## Instructions to follow
Without the pictures, can you quote each line below exactly?

## Entries provided
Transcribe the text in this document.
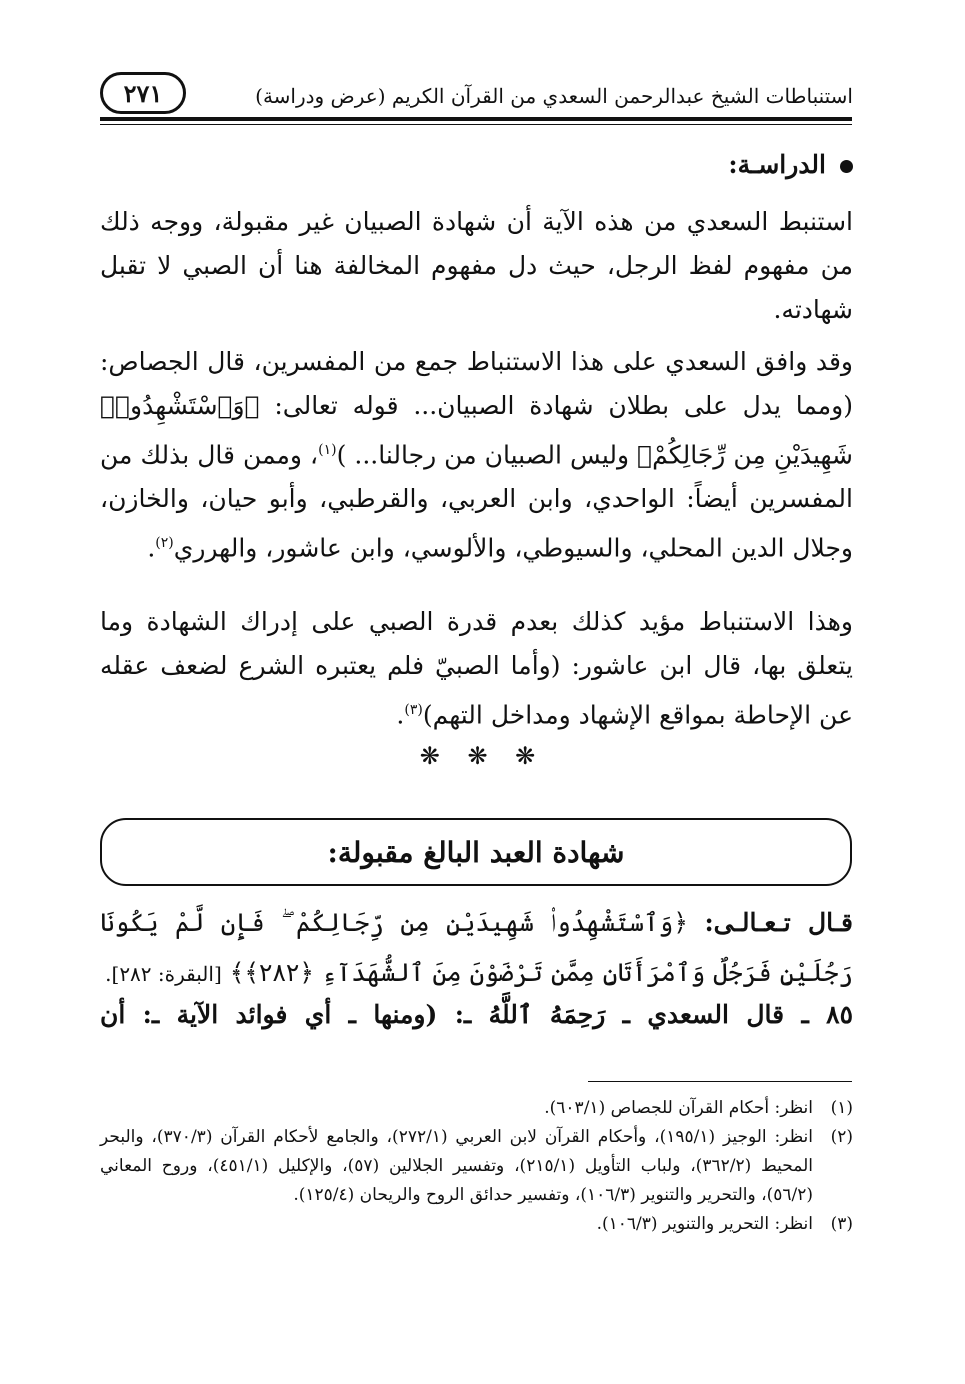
استنباطات الشيخ عبدالرحمن السعدي من القرآن الكريم (عرض ودراسة)
٢٧١
الدراسـة:

استنبط السعدي من هذه الآية أن شهادة الصبيان غير مقبولة، ووجه ذلك من مفهوم لفظ الرجل، حيث دل مفهوم المخالفة هنا أن الصبي لا تقبل شهادته.

وقد وافق السعدي على هذا الاستنباط جمع من المفسرين، قال الجصاص: (ومما يدل على بطلان شهادة الصبيان... قوله تعالى: ﴿وَٱسْتَشْهِدُوا۟ شَهِيدَيْنِ مِن رِّجَالِكُمْ﴾ وليس الصبيان من رجالنا... )$^{(١)}$، وممن قال بذلك من المفسرين أيضاً: الواحدي، وابن العربي، والقرطبي، وأبو حيان، والخازن، وجلال الدين المحلي، والسيوطي، والألوسي، وابن عاشور، والهرري$^{(٢)}$.

وهذا الاستنباط مؤيد كذلك بعدم قدرة الصبي على إدراك الشهادة وما يتعلق بها، قال ابن عاشور: (وأما الصبيّ فلم يعتبره الشرع لضعف عقله عن الإحاطة بمواقع الإشهاد ومداخل التهم)$^{(٣)}$.

❋ ❋ ❋
شهادة العبد البالغ مقبولة:

قـال تـعـالـى: ﴿وَٱسْتَشْهِدُوا۟ شَهِيدَيْنِ مِن رِّجَالِكُمْ ۖ فَإِن لَّمْ يَكُونَا رَجُلَيْنِ فَرَجُلٌ وَٱمْرَأَتَانِ مِمَّن تَرْضَوْنَ مِنَ ٱلشُّهَدَآءِ ﴿٢٨٢﴾﴾ [البقرة: ٢٨٢].

٨٥ ـ قال السعدي ـ رَحِمَهُ ٱللَّهُ ـ: (ومنها ـ أي فوائد الآية ـ: أن

(١)
انظر: أحكام القرآن للجصاص (٦٠٣/١).
(٢)
انظر: الوجيز (١٩٥/١)، وأحكام القرآن لابن العربي (٢٧٢/١)، والجامع لأحكام القرآن (٣٧٠/٣)، والبحر المحيط (٣٦٢/٢)، ولباب التأويل (٢١٥/١)، وتفسير الجلالين (٥٧)، والإكليل (٤٥١/١)، وروح المعاني (٥٦/٢)، والتحرير والتنوير (١٠٦/٣)، وتفسير حدائق الروح والريحان (١٢٥/٤).
(٣)
انظر: التحرير والتنوير (١٠٦/٣).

## Answer to the exercise
Transcribe the text in this document.
استنباطات الشيخ عبدالرحمن السعدي من القرآن الكريم (عرض ودراسة)
٢٧١
الدراسـة:

استنبط السعدي من هذه الآية أن شهادة الصبيان غير مقبولة، ووجه ذلك من مفهوم لفظ الرجل، حيث دل مفهوم المخالفة هنا أن الصبي لا تقبل شهادته.

وقد وافق السعدي على هذا الاستنباط جمع من المفسرين، قال الجصاص: (ومما يدل على بطلان شهادة الصبيان... قوله تعالى: ﴿وَٱسْتَشْهِدُوا۟ شَهِيدَيْنِ مِن رِّجَالِكُمْ﴾ وليس الصبيان من رجالنا... )$^{(١)}$، وممن قال بذلك من المفسرين أيضاً: الواحدي، وابن العربي، والقرطبي، وأبو حيان، والخازن، وجلال الدين المحلي، والسيوطي، والألوسي، وابن عاشور، والهرري$^{(٢)}$.

وهذا الاستنباط مؤيد كذلك بعدم قدرة الصبي على إدراك الشهادة وما يتعلق بها، قال ابن عاشور: (وأما الصبيّ فلم يعتبره الشرع لضعف عقله عن الإحاطة بمواقع الإشهاد ومداخل التهم)$^{(٣)}$.

❋ ❋ ❋
شهادة العبد البالغ مقبولة:

قـال تـعـالـى: ﴿وَٱسْتَشْهِدُوا۟ شَهِيدَيْنِ مِن رِّجَالِكُمْ ۖ فَإِن لَّمْ يَكُونَا رَجُلَيْنِ فَرَجُلٌ وَٱمْرَأَتَانِ مِمَّن تَرْضَوْنَ مِنَ ٱلشُّهَدَآءِ ﴿٢٨٢﴾﴾ [البقرة: ٢٨٢].

٨٥ ـ قال السعدي ـ رَحِمَهُ ٱللَّهُ ـ: (ومنها ـ أي فوائد الآية ـ: أن

(١)
انظر: أحكام القرآن للجصاص (٦٠٣/١).
(٢)
انظر: الوجيز (١٩٥/١)، وأحكام القرآن لابن العربي (٢٧٢/١)، والجامع لأحكام القرآن (٣٧٠/٣)، والبحر المحيط (٣٦٢/٢)، ولباب التأويل (٢١٥/١)، وتفسير الجلالين (٥٧)، والإكليل (٤٥١/١)، وروح المعاني (٥٦/٢)، والتحرير والتنوير (١٠٦/٣)، وتفسير حدائق الروح والريحان (١٢٥/٤).
(٣)
انظر: التحرير والتنوير (١٠٦/٣).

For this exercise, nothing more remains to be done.